::: Records shown

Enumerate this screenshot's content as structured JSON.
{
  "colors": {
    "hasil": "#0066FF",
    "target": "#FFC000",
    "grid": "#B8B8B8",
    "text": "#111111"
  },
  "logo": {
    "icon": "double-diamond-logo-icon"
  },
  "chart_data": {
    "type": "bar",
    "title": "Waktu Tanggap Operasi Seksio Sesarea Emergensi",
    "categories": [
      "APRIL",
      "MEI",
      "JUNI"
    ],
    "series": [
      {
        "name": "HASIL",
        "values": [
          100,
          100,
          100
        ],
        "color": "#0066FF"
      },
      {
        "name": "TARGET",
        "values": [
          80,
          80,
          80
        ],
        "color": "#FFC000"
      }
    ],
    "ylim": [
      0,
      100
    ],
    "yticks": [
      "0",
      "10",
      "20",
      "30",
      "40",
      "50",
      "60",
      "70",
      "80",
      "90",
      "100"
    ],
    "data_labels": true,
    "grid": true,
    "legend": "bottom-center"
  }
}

::::::

## Task to carry out
Write the whole listing out again. Keep every line exactly as it is.

## Answer for this exercise
Enumerate this screenshot's content as structured JSON.
{
  "colors": {
    "hasil": "#0066FF",
    "target": "#FFC000",
    "grid": "#B8B8B8",
    "text": "#111111"
  },
  "logo": {
    "icon": "double-diamond-logo-icon"
  },
  "chart_data": {
    "type": "bar",
    "title": "Waktu Tanggap Operasi Seksio Sesarea Emergensi",
    "categories": [
      "APRIL",
      "MEI",
      "JUNI"
    ],
    "series": [
      {
        "name": "HASIL",
        "values": [
          100,
          100,
          100
        ],
        "color": "#0066FF"
      },
      {
        "name": "TARGET",
        "values": [
          80,
          80,
          80
        ],
        "color": "#FFC000"
      }
    ],
    "ylim": [
      0,
      100
    ],
    "yticks": [
      "0",
      "10",
      "20",
      "30",
      "40",
      "50",
      "60",
      "70",
      "80",
      "90",
      "100"
    ],
    "data_labels": true,
    "grid": true,
    "legend": "bottom-center"
  }
}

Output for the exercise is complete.